> _Do this_
The records below must be duplicated exactly, character for character.

> _Data lines_
◇ ◇ ◇ ◇ ◇ ◇ ◇

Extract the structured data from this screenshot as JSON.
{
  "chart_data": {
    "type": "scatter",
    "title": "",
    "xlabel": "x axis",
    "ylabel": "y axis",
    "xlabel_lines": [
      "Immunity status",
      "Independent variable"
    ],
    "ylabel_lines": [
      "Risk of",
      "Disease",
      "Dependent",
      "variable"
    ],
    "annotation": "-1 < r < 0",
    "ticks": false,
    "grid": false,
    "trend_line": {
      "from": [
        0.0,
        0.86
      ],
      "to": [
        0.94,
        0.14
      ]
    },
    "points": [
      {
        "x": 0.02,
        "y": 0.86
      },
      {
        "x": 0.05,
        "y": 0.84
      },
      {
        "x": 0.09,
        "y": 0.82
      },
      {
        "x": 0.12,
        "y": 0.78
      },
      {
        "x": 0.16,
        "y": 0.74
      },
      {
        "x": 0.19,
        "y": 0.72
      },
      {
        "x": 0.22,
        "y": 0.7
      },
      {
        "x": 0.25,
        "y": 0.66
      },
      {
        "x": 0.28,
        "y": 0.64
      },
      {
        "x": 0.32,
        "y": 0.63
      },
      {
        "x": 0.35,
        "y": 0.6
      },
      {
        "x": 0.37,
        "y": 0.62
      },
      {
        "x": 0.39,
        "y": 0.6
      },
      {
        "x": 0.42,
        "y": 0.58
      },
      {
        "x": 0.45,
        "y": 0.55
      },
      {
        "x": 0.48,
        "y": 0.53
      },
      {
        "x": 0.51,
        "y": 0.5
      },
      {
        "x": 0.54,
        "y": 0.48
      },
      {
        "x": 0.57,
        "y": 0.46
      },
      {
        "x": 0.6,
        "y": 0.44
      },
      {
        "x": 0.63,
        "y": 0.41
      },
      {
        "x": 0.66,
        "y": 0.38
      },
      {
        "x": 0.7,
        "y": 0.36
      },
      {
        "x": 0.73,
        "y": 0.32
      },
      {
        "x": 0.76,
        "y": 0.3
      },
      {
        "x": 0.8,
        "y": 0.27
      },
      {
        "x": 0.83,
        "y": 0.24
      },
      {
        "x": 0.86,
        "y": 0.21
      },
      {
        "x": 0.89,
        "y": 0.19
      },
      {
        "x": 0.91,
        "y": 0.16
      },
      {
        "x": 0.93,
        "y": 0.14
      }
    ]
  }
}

◇ ◇ ◇ ◇ ◇ ◇ ◇

> _Result of the exercise_
Extract the structured data from this screenshot as JSON.
{
  "chart_data": {
    "type": "scatter",
    "title": "",
    "xlabel": "x axis",
    "ylabel": "y axis",
    "xlabel_lines": [
      "Immunity status",
      "Independent variable"
    ],
    "ylabel_lines": [
      "Risk of",
      "Disease",
      "Dependent",
      "variable"
    ],
    "annotation": "-1 < r < 0",
    "ticks": false,
    "grid": false,
    "trend_line": {
      "from": [
        0.0,
        0.86
      ],
      "to": [
        0.94,
        0.14
      ]
    },
    "points": [
      {
        "x": 0.02,
        "y": 0.86
      },
      {
        "x": 0.05,
        "y": 0.84
      },
      {
        "x": 0.09,
        "y": 0.82
      },
      {
        "x": 0.12,
        "y": 0.78
      },
      {
        "x": 0.16,
        "y": 0.74
      },
      {
        "x": 0.19,
        "y": 0.72
      },
      {
        "x": 0.22,
        "y": 0.7
      },
      {
        "x": 0.25,
        "y": 0.66
      },
      {
        "x": 0.28,
        "y": 0.64
      },
      {
        "x": 0.32,
        "y": 0.63
      },
      {
        "x": 0.35,
        "y": 0.6
      },
      {
        "x": 0.37,
        "y": 0.62
      },
      {
        "x": 0.39,
        "y": 0.6
      },
      {
        "x": 0.42,
        "y": 0.58
      },
      {
        "x": 0.45,
        "y": 0.55
      },
      {
        "x": 0.48,
        "y": 0.53
      },
      {
        "x": 0.51,
        "y": 0.5
      },
      {
        "x": 0.54,
        "y": 0.48
      },
      {
        "x": 0.57,
        "y": 0.46
      },
      {
        "x": 0.6,
        "y": 0.44
      },
      {
        "x": 0.63,
        "y": 0.41
      },
      {
        "x": 0.66,
        "y": 0.38
      },
      {
        "x": 0.7,
        "y": 0.36
      },
      {
        "x": 0.73,
        "y": 0.32
      },
      {
        "x": 0.76,
        "y": 0.3
      },
      {
        "x": 0.8,
        "y": 0.27
      },
      {
        "x": 0.83,
        "y": 0.24
      },
      {
        "x": 0.86,
        "y": 0.21
      },
      {
        "x": 0.89,
        "y": 0.19
      },
      {
        "x": 0.91,
        "y": 0.16
      },
      {
        "x": 0.93,
        "y": 0.14
      }
    ]
  }
}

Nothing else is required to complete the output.